┌─ PROVIDED RECORDS
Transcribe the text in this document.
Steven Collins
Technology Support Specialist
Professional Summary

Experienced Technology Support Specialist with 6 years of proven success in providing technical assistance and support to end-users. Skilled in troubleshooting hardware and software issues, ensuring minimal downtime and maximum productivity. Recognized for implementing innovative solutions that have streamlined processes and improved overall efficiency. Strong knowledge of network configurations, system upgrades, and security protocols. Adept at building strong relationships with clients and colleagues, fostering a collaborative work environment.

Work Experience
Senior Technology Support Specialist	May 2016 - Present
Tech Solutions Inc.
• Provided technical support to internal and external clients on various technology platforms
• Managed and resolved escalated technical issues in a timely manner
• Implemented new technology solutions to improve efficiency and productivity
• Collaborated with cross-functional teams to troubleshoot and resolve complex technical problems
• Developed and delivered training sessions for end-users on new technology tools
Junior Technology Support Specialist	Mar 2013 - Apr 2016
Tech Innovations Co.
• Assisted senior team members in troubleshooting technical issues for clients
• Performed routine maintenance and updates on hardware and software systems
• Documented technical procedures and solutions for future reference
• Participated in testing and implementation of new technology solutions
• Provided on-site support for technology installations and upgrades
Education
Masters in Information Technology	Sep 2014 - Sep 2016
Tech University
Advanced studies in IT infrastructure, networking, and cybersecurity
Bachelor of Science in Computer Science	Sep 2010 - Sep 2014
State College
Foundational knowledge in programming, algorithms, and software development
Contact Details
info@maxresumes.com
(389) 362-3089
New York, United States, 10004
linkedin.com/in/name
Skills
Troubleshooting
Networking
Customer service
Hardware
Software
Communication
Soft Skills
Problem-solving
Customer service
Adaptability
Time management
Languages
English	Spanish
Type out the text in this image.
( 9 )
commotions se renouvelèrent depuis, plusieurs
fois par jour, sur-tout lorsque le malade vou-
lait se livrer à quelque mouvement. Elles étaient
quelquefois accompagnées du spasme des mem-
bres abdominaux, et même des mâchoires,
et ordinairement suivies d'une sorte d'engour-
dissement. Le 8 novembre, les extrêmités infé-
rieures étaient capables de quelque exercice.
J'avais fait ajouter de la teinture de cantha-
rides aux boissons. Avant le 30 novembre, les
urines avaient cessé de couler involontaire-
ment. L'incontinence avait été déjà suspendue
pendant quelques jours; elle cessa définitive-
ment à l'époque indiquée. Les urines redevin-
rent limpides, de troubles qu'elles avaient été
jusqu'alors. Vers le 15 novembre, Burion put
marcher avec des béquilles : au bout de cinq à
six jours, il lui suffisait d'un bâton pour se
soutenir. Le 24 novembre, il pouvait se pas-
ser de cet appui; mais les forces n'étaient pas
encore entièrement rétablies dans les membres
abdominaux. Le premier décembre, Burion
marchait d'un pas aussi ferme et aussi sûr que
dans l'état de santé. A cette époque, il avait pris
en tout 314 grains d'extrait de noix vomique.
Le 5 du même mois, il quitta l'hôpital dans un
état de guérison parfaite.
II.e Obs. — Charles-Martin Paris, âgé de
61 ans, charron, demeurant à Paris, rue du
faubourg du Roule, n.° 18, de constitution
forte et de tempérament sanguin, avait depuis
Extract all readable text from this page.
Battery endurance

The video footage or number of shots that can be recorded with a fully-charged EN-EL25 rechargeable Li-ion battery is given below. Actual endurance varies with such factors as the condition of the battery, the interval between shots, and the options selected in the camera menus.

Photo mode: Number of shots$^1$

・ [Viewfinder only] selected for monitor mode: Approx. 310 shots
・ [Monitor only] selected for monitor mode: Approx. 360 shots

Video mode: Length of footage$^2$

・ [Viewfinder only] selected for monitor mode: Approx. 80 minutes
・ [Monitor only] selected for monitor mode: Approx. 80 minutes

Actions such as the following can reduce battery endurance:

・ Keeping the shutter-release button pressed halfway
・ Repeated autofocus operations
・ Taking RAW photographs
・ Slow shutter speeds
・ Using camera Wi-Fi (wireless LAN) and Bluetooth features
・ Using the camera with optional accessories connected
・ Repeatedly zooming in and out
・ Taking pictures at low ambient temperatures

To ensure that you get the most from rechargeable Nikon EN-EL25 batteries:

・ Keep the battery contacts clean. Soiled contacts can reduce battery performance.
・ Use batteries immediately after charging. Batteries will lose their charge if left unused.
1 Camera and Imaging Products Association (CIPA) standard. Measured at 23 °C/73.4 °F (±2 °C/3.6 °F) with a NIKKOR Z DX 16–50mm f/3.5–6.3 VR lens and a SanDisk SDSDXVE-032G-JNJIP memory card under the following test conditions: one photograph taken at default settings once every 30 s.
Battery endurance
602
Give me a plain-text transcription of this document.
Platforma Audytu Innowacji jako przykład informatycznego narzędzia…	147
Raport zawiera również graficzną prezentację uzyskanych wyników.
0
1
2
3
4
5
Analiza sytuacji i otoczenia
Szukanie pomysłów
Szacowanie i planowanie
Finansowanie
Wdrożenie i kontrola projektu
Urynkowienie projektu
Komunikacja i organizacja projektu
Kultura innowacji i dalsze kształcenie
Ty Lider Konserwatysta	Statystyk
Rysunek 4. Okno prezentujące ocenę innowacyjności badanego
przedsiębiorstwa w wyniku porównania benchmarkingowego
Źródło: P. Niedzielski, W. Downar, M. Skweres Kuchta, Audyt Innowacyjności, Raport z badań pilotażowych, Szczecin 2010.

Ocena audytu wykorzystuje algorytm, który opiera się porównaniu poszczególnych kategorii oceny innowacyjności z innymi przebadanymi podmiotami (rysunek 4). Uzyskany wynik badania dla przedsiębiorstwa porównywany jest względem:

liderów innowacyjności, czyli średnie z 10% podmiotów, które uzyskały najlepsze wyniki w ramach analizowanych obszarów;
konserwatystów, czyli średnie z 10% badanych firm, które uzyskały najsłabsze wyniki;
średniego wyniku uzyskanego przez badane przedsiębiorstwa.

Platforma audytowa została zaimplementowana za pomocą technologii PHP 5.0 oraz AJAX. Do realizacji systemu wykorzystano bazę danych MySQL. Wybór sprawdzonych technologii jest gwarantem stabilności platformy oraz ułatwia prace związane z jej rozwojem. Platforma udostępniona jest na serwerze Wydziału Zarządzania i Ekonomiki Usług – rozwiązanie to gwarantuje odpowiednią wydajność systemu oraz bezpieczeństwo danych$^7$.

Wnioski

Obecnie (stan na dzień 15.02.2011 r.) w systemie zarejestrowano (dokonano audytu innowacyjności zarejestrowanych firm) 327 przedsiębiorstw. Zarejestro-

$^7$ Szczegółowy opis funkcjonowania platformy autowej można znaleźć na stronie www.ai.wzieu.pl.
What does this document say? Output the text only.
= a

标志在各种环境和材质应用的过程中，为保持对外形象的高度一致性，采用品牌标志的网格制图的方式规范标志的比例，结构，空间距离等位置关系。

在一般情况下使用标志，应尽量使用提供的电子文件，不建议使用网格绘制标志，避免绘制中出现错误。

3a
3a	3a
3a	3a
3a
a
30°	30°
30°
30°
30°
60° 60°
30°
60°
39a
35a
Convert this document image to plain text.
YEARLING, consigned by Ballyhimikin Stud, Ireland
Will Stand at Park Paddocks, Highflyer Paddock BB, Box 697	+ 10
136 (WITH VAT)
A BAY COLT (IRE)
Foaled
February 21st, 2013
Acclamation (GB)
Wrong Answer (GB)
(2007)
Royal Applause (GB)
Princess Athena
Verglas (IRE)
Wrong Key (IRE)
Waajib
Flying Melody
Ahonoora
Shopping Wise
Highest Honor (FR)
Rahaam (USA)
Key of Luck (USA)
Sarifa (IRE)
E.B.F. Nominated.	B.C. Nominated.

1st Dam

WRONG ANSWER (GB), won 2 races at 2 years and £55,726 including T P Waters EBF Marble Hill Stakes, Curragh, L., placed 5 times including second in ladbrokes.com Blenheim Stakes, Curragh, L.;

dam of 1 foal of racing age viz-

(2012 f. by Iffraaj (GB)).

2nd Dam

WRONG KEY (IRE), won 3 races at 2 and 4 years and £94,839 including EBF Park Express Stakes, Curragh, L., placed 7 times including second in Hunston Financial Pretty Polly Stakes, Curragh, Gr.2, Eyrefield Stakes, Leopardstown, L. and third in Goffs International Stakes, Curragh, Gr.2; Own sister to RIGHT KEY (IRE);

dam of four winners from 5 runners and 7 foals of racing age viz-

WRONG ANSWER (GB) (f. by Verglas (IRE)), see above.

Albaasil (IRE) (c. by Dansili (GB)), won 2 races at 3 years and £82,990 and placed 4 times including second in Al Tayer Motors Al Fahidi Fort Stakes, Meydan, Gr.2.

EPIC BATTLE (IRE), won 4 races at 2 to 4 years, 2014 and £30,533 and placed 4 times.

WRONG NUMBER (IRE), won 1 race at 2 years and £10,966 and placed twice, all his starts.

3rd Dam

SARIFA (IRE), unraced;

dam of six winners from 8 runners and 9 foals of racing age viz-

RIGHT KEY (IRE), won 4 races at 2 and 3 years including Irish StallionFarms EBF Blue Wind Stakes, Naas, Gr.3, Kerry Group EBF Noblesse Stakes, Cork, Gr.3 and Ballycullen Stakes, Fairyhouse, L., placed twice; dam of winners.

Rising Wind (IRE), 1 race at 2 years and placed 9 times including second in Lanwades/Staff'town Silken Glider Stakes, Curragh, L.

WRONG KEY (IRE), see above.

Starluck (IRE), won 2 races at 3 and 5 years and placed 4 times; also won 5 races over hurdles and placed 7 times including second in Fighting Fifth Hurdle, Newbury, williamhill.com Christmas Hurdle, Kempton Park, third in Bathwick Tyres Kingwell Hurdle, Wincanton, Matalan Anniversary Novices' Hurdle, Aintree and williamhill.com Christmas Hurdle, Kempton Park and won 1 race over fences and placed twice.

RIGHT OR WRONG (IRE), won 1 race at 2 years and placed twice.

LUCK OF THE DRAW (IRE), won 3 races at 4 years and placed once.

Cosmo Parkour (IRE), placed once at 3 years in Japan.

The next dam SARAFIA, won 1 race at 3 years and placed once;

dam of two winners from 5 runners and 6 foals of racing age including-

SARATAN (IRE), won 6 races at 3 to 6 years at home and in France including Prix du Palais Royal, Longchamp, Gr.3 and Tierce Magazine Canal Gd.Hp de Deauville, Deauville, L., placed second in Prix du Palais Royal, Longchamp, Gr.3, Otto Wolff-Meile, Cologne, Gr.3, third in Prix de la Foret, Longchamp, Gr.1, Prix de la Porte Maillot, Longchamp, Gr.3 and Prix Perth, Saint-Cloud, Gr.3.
└─
* _PROBLEM TO SOLVE_
Only lines with the string "plain" belong in your answer; copy each one.

* _TASK ANSWER_
Give me a plain-text transcription of this document.
Convert this document image to plain text.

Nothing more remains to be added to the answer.